> [LISTING]
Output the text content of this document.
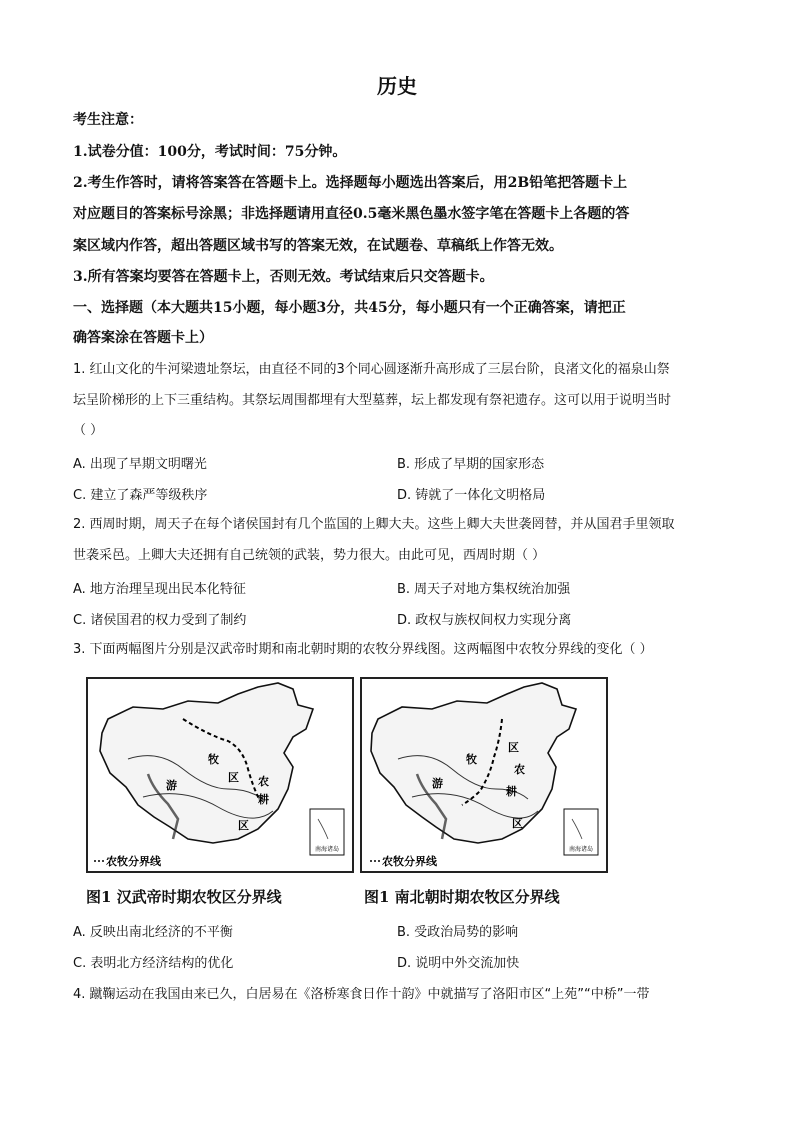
历史
考生注意：
1.试卷分值：100分，考试时间：75分钟。
2.考生作答时，请将答案答在答题卡上。选择题每小题选出答案后，用2B铅笔把答题卡上
对应题目的答案标号涂黑；非选择题请用直径0.5毫米黑色墨水签字笔在答题卡上各题的答
案区域内作答，超出答题区域书写的答案无效，在试题卷、草稿纸上作答无效。
3.所有答案均要答在答题卡上，否则无效。考试结束后只交答题卡。
一、选择题（本大题共15小题，每小题3分，共45分，每小题只有一个正确答案，请把正
确答案涂在答题卡上）
1. 红山文化的牛河梁遗址祭坛，由直径不同的3个同心圆逐渐升高形成了三层台阶，良渚文化的福泉山祭
坛呈阶梯形的上下三重结构。其祭坛周围都埋有大型墓葬，坛上都发现有祭祀遗存。这可以用于说明当时
（ ）
A. 出现了早期文明曙光	B. 形成了早期的国家形态
C. 建立了森严等级秩序	D. 铸就了一体化文明格局
2. 西周时期，周天子在每个诸侯国封有几个监国的上卿大夫。这些上卿大夫世袭罔替，并从国君手里领取
世袭采邑。上卿大夫还拥有自己统领的武装，势力很大。由此可见，西周时期（ ）
A. 地方治理呈现出民本化特征	B. 周天子对地方集权统治加强
C. 诸侯国君的权力受到了制约	D. 政权与族权间权力实现分离
3. 下面两幅图片分别是汉武帝时期和南北朝时期的农牧分界线图。这两幅图中农牧分界线的变化（ ）
南海诸岛
牧
区
游	农
耕
区
农牧分界线
南海诸岛
牧
区
游
农
耕
区
农牧分界线
图1 汉武帝时期农牧区分界线	图1 南北朝时期农牧区分界线
A. 反映出南北经济的不平衡	B. 受政治局势的影响
C. 表明北方经济结构的优化	D. 说明中外交流加快
4. 蹴鞠运动在我国由来已久，白居易在《洛桥寒食日作十韵》中就描写了洛阳市区“上苑”“中桥”一带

> [GIVEN EXERCISE]
Your task is to transcribe all of the records precisely, with no images included.

> [ANSWER TO THIS PROBLEM]
Output the text content of this document.
历史
考生注意：
1.试卷分值：100分，考试时间：75分钟。
2.考生作答时，请将答案答在答题卡上。选择题每小题选出答案后，用2B铅笔把答题卡上
对应题目的答案标号涂黑；非选择题请用直径0.5毫米黑色墨水签字笔在答题卡上各题的答
案区域内作答，超出答题区域书写的答案无效，在试题卷、草稿纸上作答无效。
3.所有答案均要答在答题卡上，否则无效。考试结束后只交答题卡。
一、选择题（本大题共15小题，每小题3分，共45分，每小题只有一个正确答案，请把正
确答案涂在答题卡上）
1. 红山文化的牛河梁遗址祭坛，由直径不同的3个同心圆逐渐升高形成了三层台阶，良渚文化的福泉山祭
坛呈阶梯形的上下三重结构。其祭坛周围都埋有大型墓葬，坛上都发现有祭祀遗存。这可以用于说明当时
（ ）
A. 出现了早期文明曙光	B. 形成了早期的国家形态
C. 建立了森严等级秩序	D. 铸就了一体化文明格局
2. 西周时期，周天子在每个诸侯国封有几个监国的上卿大夫。这些上卿大夫世袭罔替，并从国君手里领取
世袭采邑。上卿大夫还拥有自己统领的武装，势力很大。由此可见，西周时期（ ）
A. 地方治理呈现出民本化特征	B. 周天子对地方集权统治加强
C. 诸侯国君的权力受到了制约	D. 政权与族权间权力实现分离
3. 下面两幅图片分别是汉武帝时期和南北朝时期的农牧分界线图。这两幅图中农牧分界线的变化（ ）
南海诸岛
牧
区
游	农
耕
区
农牧分界线
南海诸岛
牧
区
游
农
耕
区
农牧分界线
图1 汉武帝时期农牧区分界线	图1 南北朝时期农牧区分界线
A. 反映出南北经济的不平衡	B. 受政治局势的影响
C. 表明北方经济结构的优化	D. 说明中外交流加快
4. 蹴鞠运动在我国由来已久，白居易在《洛桥寒食日作十韵》中就描写了洛阳市区“上苑”“中桥”一带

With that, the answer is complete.